TASK INSTRUCTIONS: Reproduce each line that includes the word "Practices".

(Stored data)
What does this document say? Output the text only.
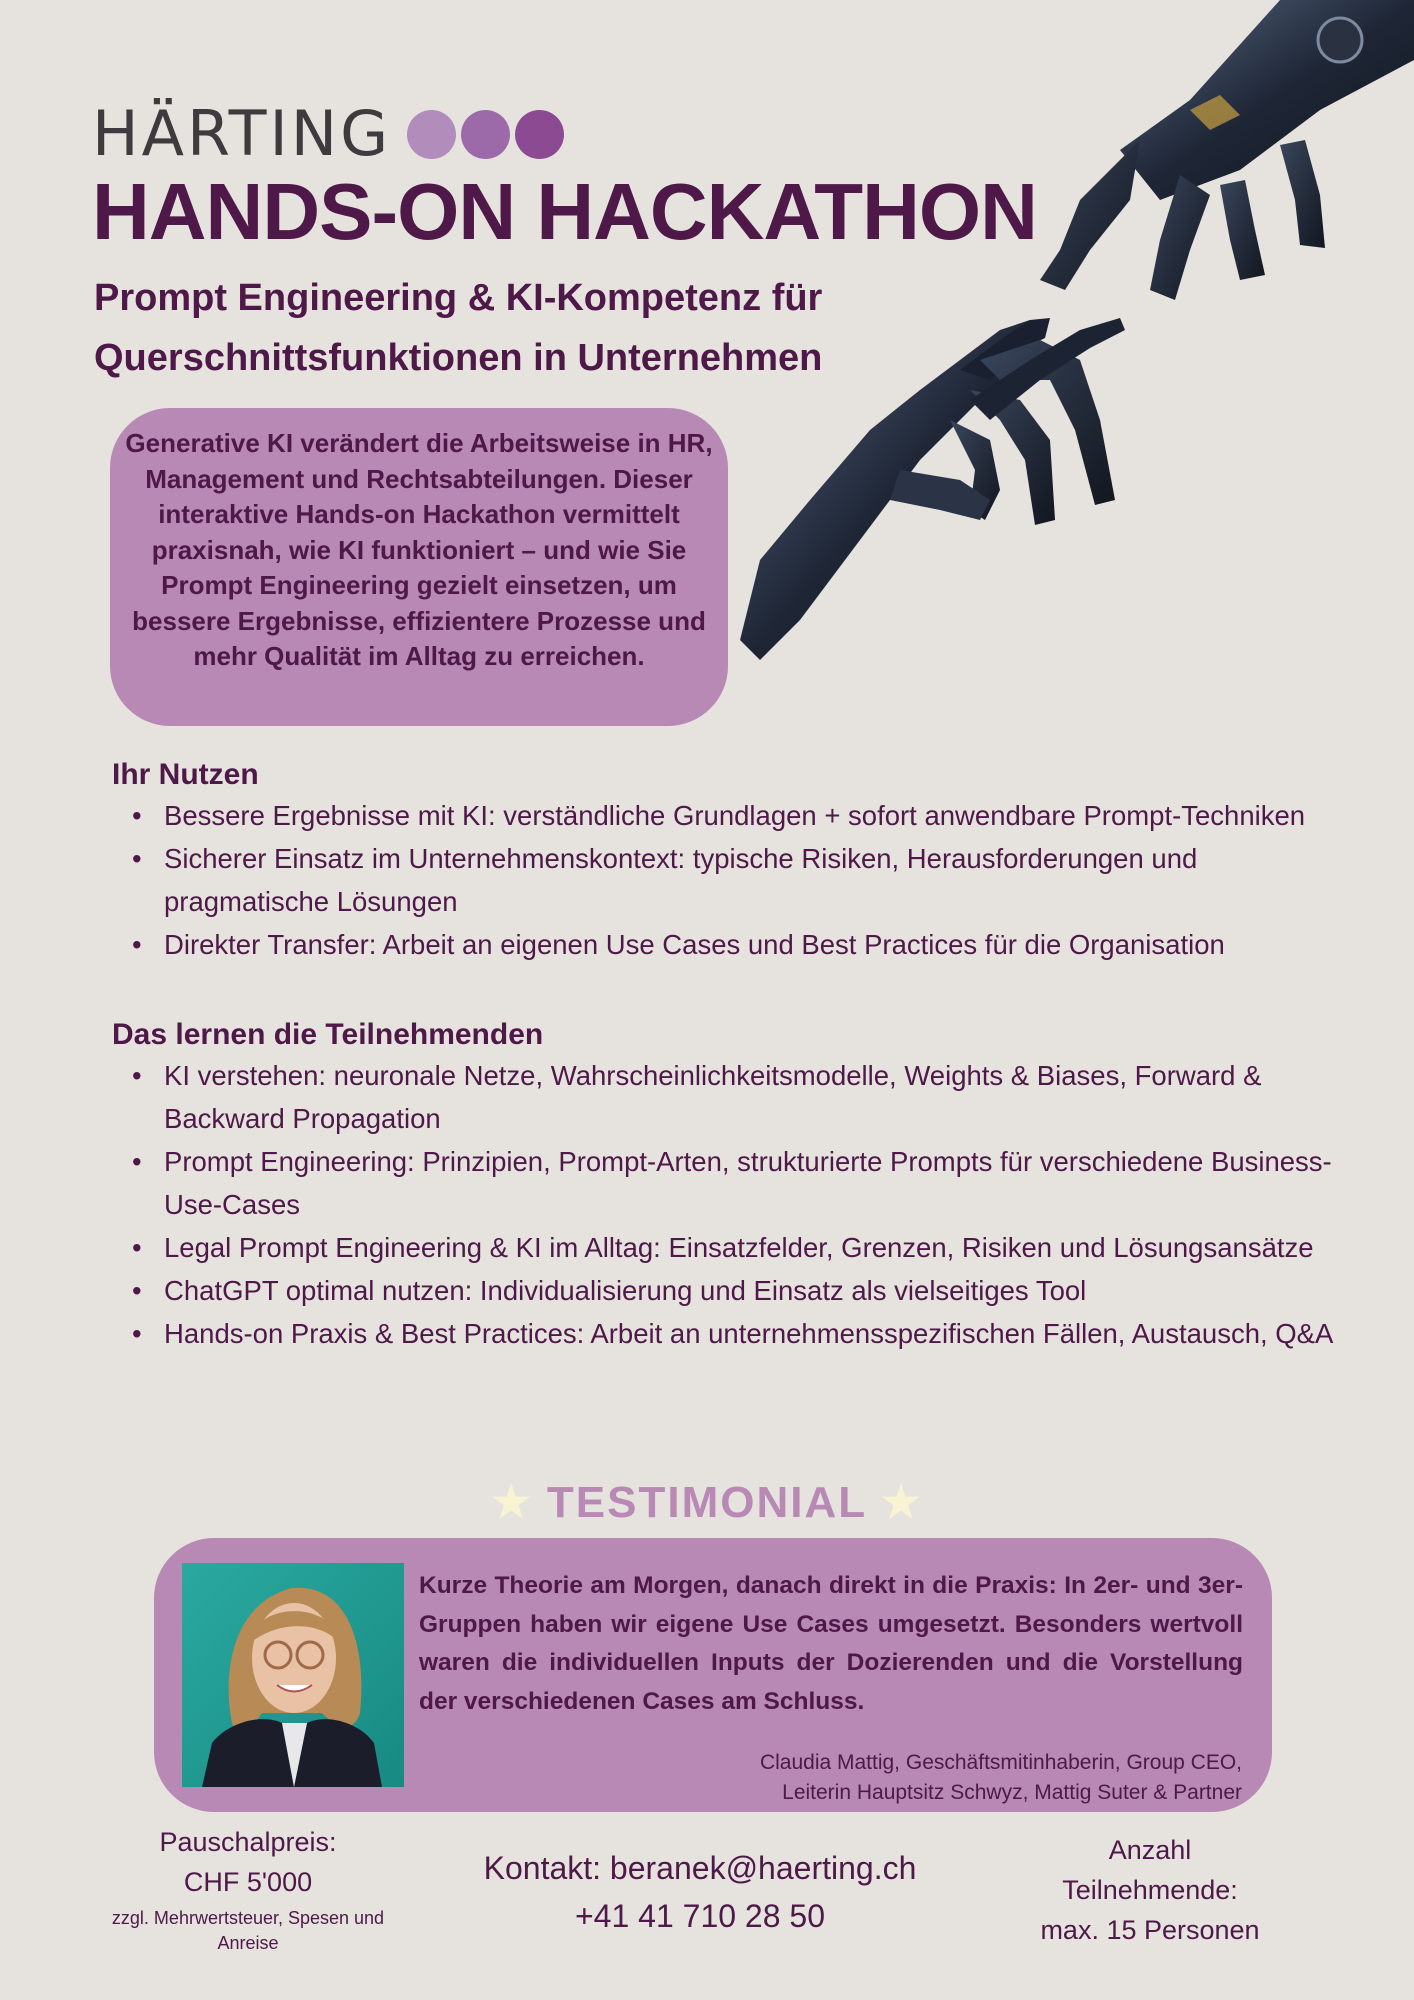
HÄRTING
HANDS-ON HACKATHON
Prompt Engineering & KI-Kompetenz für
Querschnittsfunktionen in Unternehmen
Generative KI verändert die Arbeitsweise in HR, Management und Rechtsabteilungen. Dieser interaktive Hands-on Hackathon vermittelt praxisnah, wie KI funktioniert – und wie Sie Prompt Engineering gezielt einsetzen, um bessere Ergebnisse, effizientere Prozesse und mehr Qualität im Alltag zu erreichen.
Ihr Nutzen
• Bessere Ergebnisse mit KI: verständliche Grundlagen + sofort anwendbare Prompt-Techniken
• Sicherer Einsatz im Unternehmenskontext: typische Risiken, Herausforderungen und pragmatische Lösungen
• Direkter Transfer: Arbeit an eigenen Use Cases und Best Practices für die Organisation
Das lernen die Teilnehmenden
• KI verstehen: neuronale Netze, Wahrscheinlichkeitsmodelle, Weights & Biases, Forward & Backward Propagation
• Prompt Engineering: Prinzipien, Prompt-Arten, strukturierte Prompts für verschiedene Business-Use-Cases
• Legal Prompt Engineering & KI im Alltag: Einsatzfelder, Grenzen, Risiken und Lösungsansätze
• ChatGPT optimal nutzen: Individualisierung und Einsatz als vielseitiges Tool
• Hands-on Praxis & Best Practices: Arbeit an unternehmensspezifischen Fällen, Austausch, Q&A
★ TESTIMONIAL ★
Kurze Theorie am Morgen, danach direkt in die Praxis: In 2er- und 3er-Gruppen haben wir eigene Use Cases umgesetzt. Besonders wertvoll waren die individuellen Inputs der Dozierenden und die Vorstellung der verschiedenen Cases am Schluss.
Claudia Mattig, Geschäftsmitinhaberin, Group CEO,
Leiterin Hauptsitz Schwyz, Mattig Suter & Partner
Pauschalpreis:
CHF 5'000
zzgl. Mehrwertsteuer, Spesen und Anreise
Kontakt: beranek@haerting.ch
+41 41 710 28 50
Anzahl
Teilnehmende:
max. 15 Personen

==

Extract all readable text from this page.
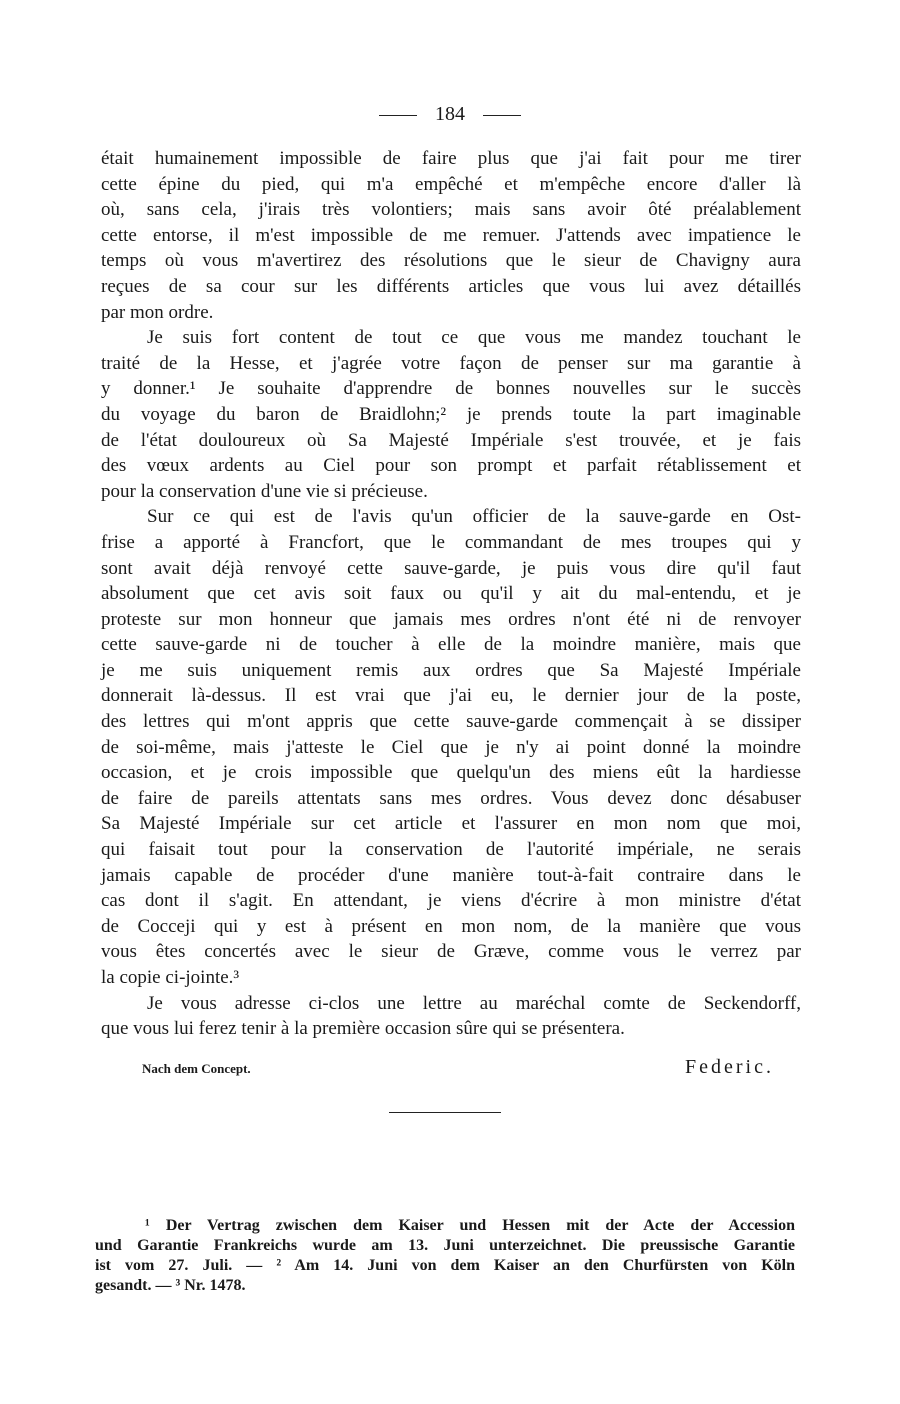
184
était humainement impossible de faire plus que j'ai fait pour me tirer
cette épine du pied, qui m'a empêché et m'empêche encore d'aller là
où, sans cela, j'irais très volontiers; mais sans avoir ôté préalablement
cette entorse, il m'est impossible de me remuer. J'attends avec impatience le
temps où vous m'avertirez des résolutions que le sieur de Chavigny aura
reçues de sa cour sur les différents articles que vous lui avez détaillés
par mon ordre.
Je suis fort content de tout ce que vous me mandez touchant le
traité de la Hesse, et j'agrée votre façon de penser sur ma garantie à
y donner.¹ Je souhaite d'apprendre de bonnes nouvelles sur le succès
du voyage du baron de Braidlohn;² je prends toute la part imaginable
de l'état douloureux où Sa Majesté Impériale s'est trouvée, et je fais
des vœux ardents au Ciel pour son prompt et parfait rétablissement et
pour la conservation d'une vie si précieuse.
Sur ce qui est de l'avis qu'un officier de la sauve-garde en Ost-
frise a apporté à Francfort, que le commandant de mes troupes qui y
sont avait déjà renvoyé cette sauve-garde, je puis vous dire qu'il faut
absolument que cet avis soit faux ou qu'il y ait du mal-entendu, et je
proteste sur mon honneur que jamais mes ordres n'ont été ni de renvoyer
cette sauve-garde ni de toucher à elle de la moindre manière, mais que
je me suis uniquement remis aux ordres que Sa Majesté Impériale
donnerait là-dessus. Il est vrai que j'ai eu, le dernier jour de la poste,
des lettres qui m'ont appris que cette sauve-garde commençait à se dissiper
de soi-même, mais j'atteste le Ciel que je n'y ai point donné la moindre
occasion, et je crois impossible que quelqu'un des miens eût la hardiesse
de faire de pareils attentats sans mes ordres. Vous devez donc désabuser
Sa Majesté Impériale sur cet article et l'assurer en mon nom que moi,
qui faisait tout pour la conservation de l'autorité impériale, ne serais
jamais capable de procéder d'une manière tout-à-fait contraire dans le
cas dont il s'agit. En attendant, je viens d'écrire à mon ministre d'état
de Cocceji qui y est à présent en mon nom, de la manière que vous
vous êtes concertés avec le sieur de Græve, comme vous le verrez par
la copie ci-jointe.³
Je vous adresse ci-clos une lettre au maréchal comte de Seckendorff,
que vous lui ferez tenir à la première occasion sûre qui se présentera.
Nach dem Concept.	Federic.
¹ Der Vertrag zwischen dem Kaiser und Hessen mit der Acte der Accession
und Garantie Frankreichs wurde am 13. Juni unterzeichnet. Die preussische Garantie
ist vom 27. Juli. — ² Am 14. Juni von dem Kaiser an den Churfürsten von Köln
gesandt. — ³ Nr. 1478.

---

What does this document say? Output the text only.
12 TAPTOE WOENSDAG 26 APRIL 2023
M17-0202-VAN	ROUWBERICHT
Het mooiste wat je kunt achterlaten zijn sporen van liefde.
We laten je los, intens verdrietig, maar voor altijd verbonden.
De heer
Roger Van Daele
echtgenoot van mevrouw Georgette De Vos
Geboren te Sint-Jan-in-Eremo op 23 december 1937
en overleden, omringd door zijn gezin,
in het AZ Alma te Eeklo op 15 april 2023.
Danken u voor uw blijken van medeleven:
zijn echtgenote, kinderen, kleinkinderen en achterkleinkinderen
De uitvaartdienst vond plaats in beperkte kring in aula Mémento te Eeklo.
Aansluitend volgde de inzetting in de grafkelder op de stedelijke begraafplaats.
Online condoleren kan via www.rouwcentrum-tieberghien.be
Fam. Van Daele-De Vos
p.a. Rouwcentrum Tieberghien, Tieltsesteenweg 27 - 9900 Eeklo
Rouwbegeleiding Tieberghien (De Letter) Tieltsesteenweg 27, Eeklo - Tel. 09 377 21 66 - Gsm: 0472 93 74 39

RESULT OF THIS TASK:
• Direkter Transfer: Arbeit an eigenen Use Cases und Best Practices für die Organisation
• Hands-on Praxis & Best Practices: Arbeit an unternehmensspezifischen Fällen, Austausch, Q&A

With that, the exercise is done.